__WHAT IS EXPECTED__
Copy all entries without alteration and skip the pictures they hold.
--------------------
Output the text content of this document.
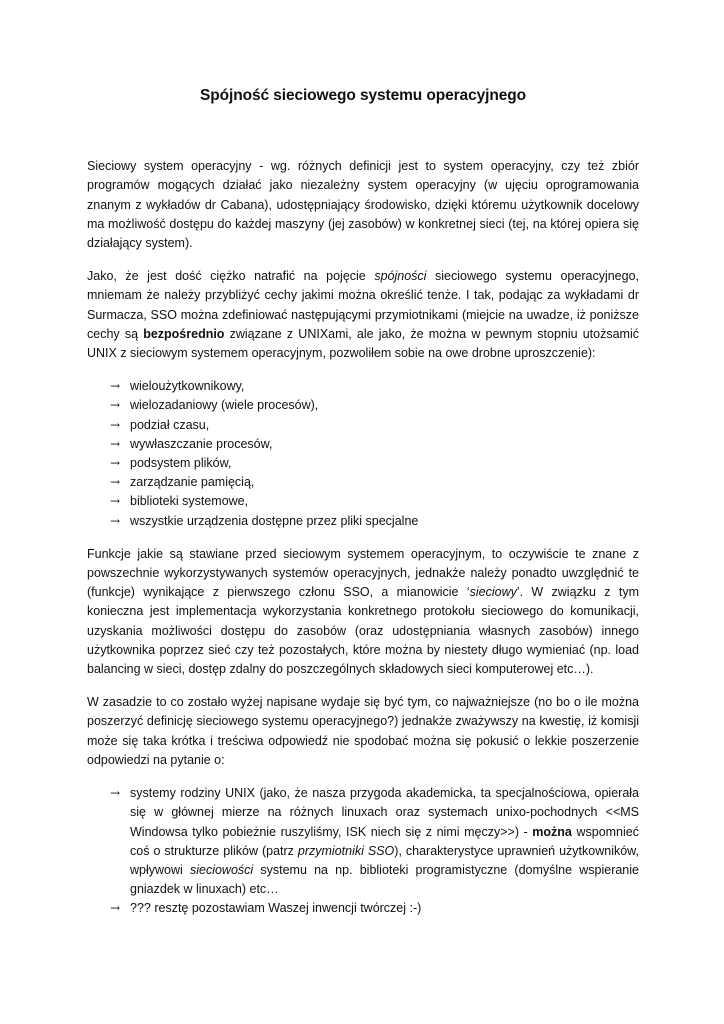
Spójność sieciowego systemu operacyjnego

Sieciowy system operacyjny - wg. różnych definicji jest to system operacyjny, czy też zbiór programów mogących działać jako niezależny system operacyjny (w ujęciu oprogramowania znanym z wykładów dr Cabana), udostępniający środowisko, dzięki któremu użytkownik docelowy ma możliwość dostępu do każdej maszyny (jej zasobów) w konkretnej sieci (tej, na której opiera się działający system).

Jako, że jest dość ciężko natrafić na pojęcie spójności sieciowego systemu operacyjnego, mniemam że należy przybliżyć cechy jakimi można określić tenże. I tak, podając za wykładami dr Surmacza, SSO można zdefiniować następującymi przymiotnikami (miejcie na uwadze, iż poniższe cechy są bezpośrednio związane z UNIXami, ale jako, że można w pewnym stopniu utożsamić UNIX z sieciowym systemem operacyjnym, pozwoliłem sobie na owe drobne uproszczenie):

→ wieloużytkownikowy,
→ wielozadaniowy (wiele procesów),
→ podział czasu,
→ wywłaszczanie procesów,
→ podsystem plików,
→ zarządzanie pamięcią,
→ biblioteki systemowe,
→ wszystkie urządzenia dostępne przez pliki specjalne

Funkcje jakie są stawiane przed sieciowym systemem operacyjnym, to oczywiście te znane z powszechnie wykorzystywanych systemów operacyjnych, jednakże należy ponadto uwzględnić te (funkcje) wynikające z pierwszego członu SSO, a mianowicie ‘sieciowy’. W związku z tym konieczna jest implementacja wykorzystania konkretnego protokołu sieciowego do komunikacji, uzyskania możliwości dostępu do zasobów (oraz udostępniania własnych zasobów) innego użytkownika poprzez sieć czy też pozostałych, które można by niestety długo wymieniać (np. load balancing w sieci, dostęp zdalny do poszczególnych składowych sieci komputerowej etc…).

W zasadzie to co zostało wyżej napisane wydaje się być tym, co najważniejsze (no bo o ile można poszerzyć definicję sieciowego systemu operacyjnego?) jednakże zważywszy na kwestię, iż komisji może się taka krótka i treściwa odpowiedź nie spodobać można się pokusić o lekkie poszerzenie odpowiedzi na pytanie o:

→ systemy rodziny UNIX (jako, że nasza przygoda akademicka, ta specjalnościowa, opierała się w głównej mierze na różnych linuxach oraz systemach unixo-pochodnych <<MS Windowsa tylko pobieżnie ruszyliśmy, ISK niech się z nimi męczy>>) - można wspomnieć coś o strukturze plików (patrz przymiotniki SSO), charakterystyce uprawnień użytkowników, wpływowi sieciowości systemu na np. biblioteki programistyczne (domyślne wspieranie gniazdek w linuxach) etc…
→ ??? resztę pozostawiam Waszej inwencji twórczej :-)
--------------------
__TASK OUTPUT__
Output the text content of this document.
Spójność sieciowego systemu operacyjnego

Sieciowy system operacyjny - wg. różnych definicji jest to system operacyjny, czy też zbiór programów mogących działać jako niezależny system operacyjny (w ujęciu oprogramowania znanym z wykładów dr Cabana), udostępniający środowisko, dzięki któremu użytkownik docelowy ma możliwość dostępu do każdej maszyny (jej zasobów) w konkretnej sieci (tej, na której opiera się działający system).

Jako, że jest dość ciężko natrafić na pojęcie spójności sieciowego systemu operacyjnego, mniemam że należy przybliżyć cechy jakimi można określić tenże. I tak, podając za wykładami dr Surmacza, SSO można zdefiniować następującymi przymiotnikami (miejcie na uwadze, iż poniższe cechy są bezpośrednio związane z UNIXami, ale jako, że można w pewnym stopniu utożsamić UNIX z sieciowym systemem operacyjnym, pozwoliłem sobie na owe drobne uproszczenie):

→ wieloużytkownikowy,
→ wielozadaniowy (wiele procesów),
→ podział czasu,
→ wywłaszczanie procesów,
→ podsystem plików,
→ zarządzanie pamięcią,
→ biblioteki systemowe,
→ wszystkie urządzenia dostępne przez pliki specjalne

Funkcje jakie są stawiane przed sieciowym systemem operacyjnym, to oczywiście te znane z powszechnie wykorzystywanych systemów operacyjnych, jednakże należy ponadto uwzględnić te (funkcje) wynikające z pierwszego członu SSO, a mianowicie ‘sieciowy’. W związku z tym konieczna jest implementacja wykorzystania konkretnego protokołu sieciowego do komunikacji, uzyskania możliwości dostępu do zasobów (oraz udostępniania własnych zasobów) innego użytkownika poprzez sieć czy też pozostałych, które można by niestety długo wymieniać (np. load balancing w sieci, dostęp zdalny do poszczególnych składowych sieci komputerowej etc…).

W zasadzie to co zostało wyżej napisane wydaje się być tym, co najważniejsze (no bo o ile można poszerzyć definicję sieciowego systemu operacyjnego?) jednakże zważywszy na kwestię, iż komisji może się taka krótka i treściwa odpowiedź nie spodobać można się pokusić o lekkie poszerzenie odpowiedzi na pytanie o:

→ systemy rodziny UNIX (jako, że nasza przygoda akademicka, ta specjalnościowa, opierała się w głównej mierze na różnych linuxach oraz systemach unixo-pochodnych <<MS Windowsa tylko pobieżnie ruszyliśmy, ISK niech się z nimi męczy>>) - można wspomnieć coś o strukturze plików (patrz przymiotniki SSO), charakterystyce uprawnień użytkowników, wpływowi sieciowości systemu na np. biblioteki programistyczne (domyślne wspieranie gniazdek w linuxach) etc…
→ ??? resztę pozostawiam Waszej inwencji twórczej :-)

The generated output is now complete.